**TASKS TO PERFORM:**
**1)** In the radar testbed post below, condense the paragraph beginning "In 2000, the U.S. Navy agreed" into a short bulleted list that keeps its main facts.
**2)** According to the radar testbed post below, in what month and year did the NWRT become operational?

**SOURCE EXTRACT:**
One of the most interesting things around here is the hi-tech/low-tech scenery. For example, where else can you see cutting edge weather radar systems juxtaposed with oil rigs pump jacks?
Getting a bit closer to the blue radome reveals some unintentional comedic signage, probably meant to warn off the DOW (Doppler on Wheels) operators.
In case you are wondering, this is where I am, NOAA’s radar operations center in Norman:
The blue radome shown above is home to this:
National Weather Radar Testbed
NSSL’s National Weather Radar Testbed (NWRT) is the official facility where phased array technology will be tested and evaluated. PAR has the potential to provide revolutionary improvements in NWS tornado, severe storm, and flash flood warnings. The phased array radar is expected to eventually replace the current network of WSR-88D radars. Scientists at NSSL and across the nation will be able to remotely operate the phased array radar to collect data in support of their research. A new Radar Control Interface (RCI) is being developed to simplify radar control and data collection operations. Hardware and software design and development carried out at NSSL have made the NWRT a world-class research facility.
The SPY-1 Navy radar is being adapted for severe weather tracking. More here
Navy ships originally used AEGIS phased array radar (called SPY-1) technology to protect naval battle groups from missile threats. Researchers believe the same technology has great potential for increasing lead-time for tornado warnings.
In 2000, the U.S. Navy agreed to loan a phased array antenna to NSSL and provided the $10,000,000 in funding to help build the National Weather Radar Testbed (NWRT). The NWRT is a facility focused on developing faster and more accurate warning, analysis and forecast techniques for severe and hazardous weather using phased array and also upgraded WSR-88D radar technology. The National Weather Service provided the transmitter and the additional funding from NOAA, OU, Lockheed Martin, and OSRHE purchased the environmental processor. In addition, the FAA provided initial funding for research, program management and initial upgrades, and the NWS has donated equipment. The NWRT became operational in September 2003, the first data were collected in May, 2004, and data sets were collected during the 2005 storm season.
This is the kind of visual output coming from it, and it is rather stunning:
Click for a much larger image
Phased array radar’s rapid scanning ability gives it the potential to be a multi-mission, adaptively scanning radar, meaning it is used for weather, wind profiling, and aircraft tracking and can adaptively change its scans to look at the most important features.
Look for this sort of technology to be the “next big thing” in television weather reports, though it may be just a bit over the heads of the average Joe.

(Visual layout annotation data)
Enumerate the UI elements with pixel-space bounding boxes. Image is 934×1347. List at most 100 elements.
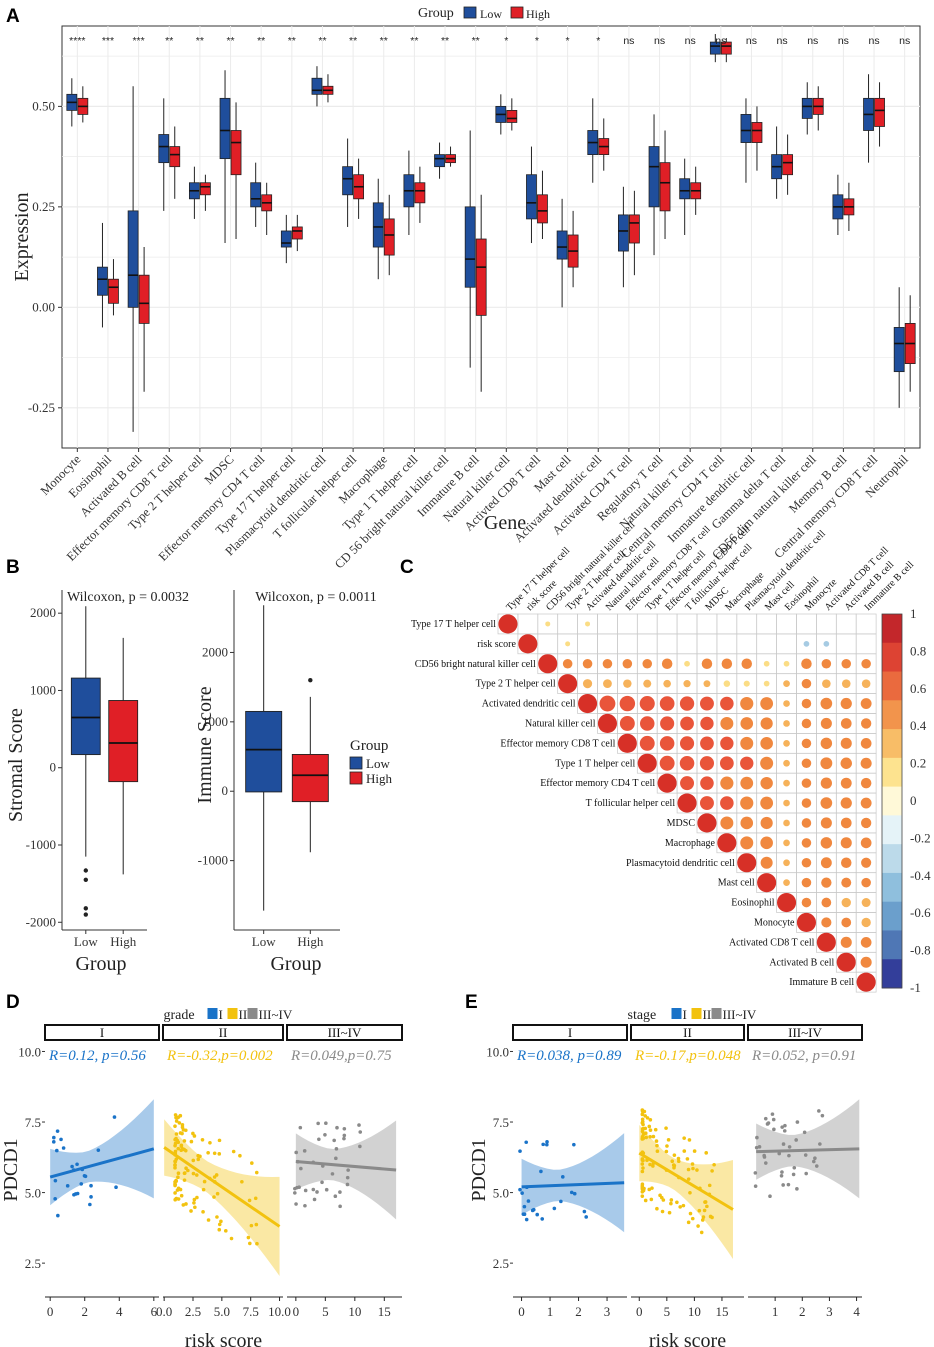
a-box-body: [291, 226, 303, 240]
scatter-point: [753, 1171, 758, 1175]
facet-stat: R=0.052, p=0.91: [751, 1048, 856, 1064]
scatter-point: [75, 1162, 79, 1167]
c-correlation-dot: [737, 853, 757, 873]
c-correlation-dot: [860, 698, 872, 709]
scatter-point: [584, 1215, 588, 1219]
a-box-low: [403, 150, 415, 235]
scatter-point: [645, 1116, 650, 1120]
a-box-low: [311, 66, 323, 107]
scatter-ylabel: PDCD1: [0, 1138, 22, 1201]
scatter-point: [320, 1180, 324, 1185]
c-correlation-dot: [821, 877, 832, 888]
b-outlier: [308, 678, 313, 683]
scatter-point: [189, 1209, 193, 1213]
c-cell: [656, 633, 678, 655]
c-correlation-dot: [861, 857, 872, 868]
facet-stat: R=-0.17,p=0.048: [634, 1048, 741, 1064]
scatter-point: [780, 1170, 784, 1174]
a-box-high: [199, 174, 211, 211]
a-significance-label: **: [441, 35, 449, 47]
a-box-low: [464, 130, 476, 368]
scatter-point: [217, 1152, 222, 1156]
c-correlation-dot: [740, 736, 754, 750]
scatter-point: [640, 1169, 645, 1174]
scatter-point: [173, 1149, 178, 1154]
c-correlation-dot: [760, 756, 774, 770]
scatter-point: [792, 1165, 797, 1170]
c-correlation-dot: [861, 877, 871, 888]
facet-xtick-label: 1: [772, 1304, 779, 1319]
scatter-point: [664, 1126, 668, 1130]
b-xtick-label: Low: [74, 934, 98, 949]
a-box-body: [874, 97, 885, 127]
scatter-point: [676, 1156, 681, 1161]
c-cell: [577, 633, 598, 655]
c-correlation-dot: [820, 737, 833, 750]
c-correlation-dot: [860, 718, 872, 729]
facet-strip: [162, 1024, 284, 1041]
scatter-point: [324, 1187, 329, 1192]
scatter-point: [217, 1222, 222, 1227]
c-correlation-dot: [801, 698, 812, 709]
scatter-ylabel: PDCD1: [468, 1138, 490, 1201]
c-correlation-dot: [603, 679, 612, 689]
scatter-point: [648, 1128, 653, 1132]
a-box-body: [158, 134, 170, 164]
scatter-point: [763, 1116, 768, 1121]
scatter-point: [811, 1159, 816, 1164]
immune-xlabel: Group: [270, 953, 321, 975]
c-correlation-dot: [740, 816, 754, 830]
scatter-point: [333, 1194, 338, 1199]
scatter-point: [191, 1131, 195, 1136]
c-colorbar-band: [882, 844, 902, 874]
c-correlation-dot: [661, 658, 673, 670]
scatter-point: [293, 1186, 297, 1191]
facet-xtick-label: 0: [293, 1304, 300, 1319]
scatter-legend-label: III~IV: [259, 1007, 293, 1022]
c-correlation-dot: [860, 937, 872, 948]
scatter-point: [215, 1215, 219, 1219]
a-box-body: [464, 206, 476, 288]
c-correlation-dot: [721, 658, 733, 670]
a-box-low: [127, 86, 139, 432]
scatter-point: [173, 1162, 177, 1167]
scatter-point: [208, 1140, 212, 1145]
a-box-body: [434, 154, 445, 168]
b-ytick-label: -1000: [198, 853, 228, 868]
c-colorbar-tick: 0.4: [910, 718, 927, 733]
c-correlation-dot: [639, 735, 655, 751]
c-correlation-dot: [816, 932, 836, 952]
panel-a-boxplot: Group Low High -0.250.000.250.50 Monocyt…: [11, 6, 921, 571]
c-colorbar-tick: 0.2: [910, 756, 926, 771]
facet-xtick-label: 2.5: [185, 1304, 201, 1319]
c-correlation-dot: [820, 817, 832, 829]
a-box-high: [782, 134, 794, 195]
scatter-point: [173, 1124, 177, 1128]
scatter-point: [294, 1150, 298, 1155]
c-colorbar-band: [882, 815, 902, 845]
c-correlation-dot: [720, 716, 734, 730]
confidence-band: [521, 1133, 625, 1233]
c-cell: [557, 613, 578, 635]
a-box-low: [893, 287, 905, 408]
scatter-point: [669, 1198, 674, 1202]
regression-line: [638, 1151, 734, 1211]
c-correlation-dot: [783, 759, 790, 767]
c-cell: [597, 613, 618, 635]
c-correlation-dot: [760, 856, 773, 869]
c-correlation-dot: [801, 758, 812, 769]
facet-xtick-label: 6: [151, 1304, 158, 1319]
c-correlation-dot: [820, 797, 833, 809]
c-correlation-dot: [740, 836, 754, 850]
scatter-point: [817, 1109, 821, 1113]
a-box-high: [414, 166, 426, 223]
scatter-legend-swatch: [691, 1008, 702, 1019]
regression-line: [521, 1181, 625, 1189]
c-correlation-dot: [840, 797, 852, 809]
c-row-label: Activated CD8 T cell: [729, 937, 815, 948]
c-correlation-dot: [498, 614, 518, 634]
b-outlier: [83, 868, 89, 873]
scatter-point: [176, 1186, 181, 1191]
scatter-legend-swatch: [711, 1008, 722, 1019]
scatter-point: [179, 1193, 184, 1198]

**COMPLETED EXERCISE:**
**1)**
- In 2000 the U.S. Navy agreed to loan NSSL a phased array antenna and provided $10,000,000 to help build the National Weather Radar Testbed (NWRT).
- The NWRT focuses on faster, more accurate warning, analysis and forecast techniques for severe and hazardous weather, using phased array and upgraded WSR-88D radar technology.
- The National Weather Service provided the transmitter. Additional funding from NOAA, OU, Lockheed Martin and OSRHE bought the environmental processor.
- The FAA funded initial research, program management and upgrades, and the NWS donated equipment.
- The NWRT became operational in September 2003, collected its first data in May 2004, and gathered data sets during the 2005 storm season.

**2)** September 2003.